Stored data entries:
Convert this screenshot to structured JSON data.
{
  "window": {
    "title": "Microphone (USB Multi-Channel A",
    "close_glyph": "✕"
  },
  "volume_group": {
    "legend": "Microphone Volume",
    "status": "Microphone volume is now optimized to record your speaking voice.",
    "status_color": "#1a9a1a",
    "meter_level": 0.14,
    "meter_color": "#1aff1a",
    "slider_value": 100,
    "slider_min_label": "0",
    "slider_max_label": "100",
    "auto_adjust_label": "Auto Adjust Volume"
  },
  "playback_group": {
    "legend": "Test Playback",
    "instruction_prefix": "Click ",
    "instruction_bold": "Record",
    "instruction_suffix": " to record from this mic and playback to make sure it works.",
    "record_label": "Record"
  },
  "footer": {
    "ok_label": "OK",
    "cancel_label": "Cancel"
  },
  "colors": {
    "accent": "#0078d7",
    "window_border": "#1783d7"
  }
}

### EXERCISE INSTRUCTIONS
Set down the entries verbatim, leaving none out.

### ANSWER IN FULL
Convert this screenshot to structured JSON data.
{
  "window": {
    "title": "Microphone (USB Multi-Channel A",
    "close_glyph": "✕"
  },
  "volume_group": {
    "legend": "Microphone Volume",
    "status": "Microphone volume is now optimized to record your speaking voice.",
    "status_color": "#1a9a1a",
    "meter_level": 0.14,
    "meter_color": "#1aff1a",
    "slider_value": 100,
    "slider_min_label": "0",
    "slider_max_label": "100",
    "auto_adjust_label": "Auto Adjust Volume"
  },
  "playback_group": {
    "legend": "Test Playback",
    "instruction_prefix": "Click ",
    "instruction_bold": "Record",
    "instruction_suffix": " to record from this mic and playback to make sure it works.",
    "record_label": "Record"
  },
  "footer": {
    "ok_label": "OK",
    "cancel_label": "Cancel"
  },
  "colors": {
    "accent": "#0078d7",
    "window_border": "#1783d7"
  }
}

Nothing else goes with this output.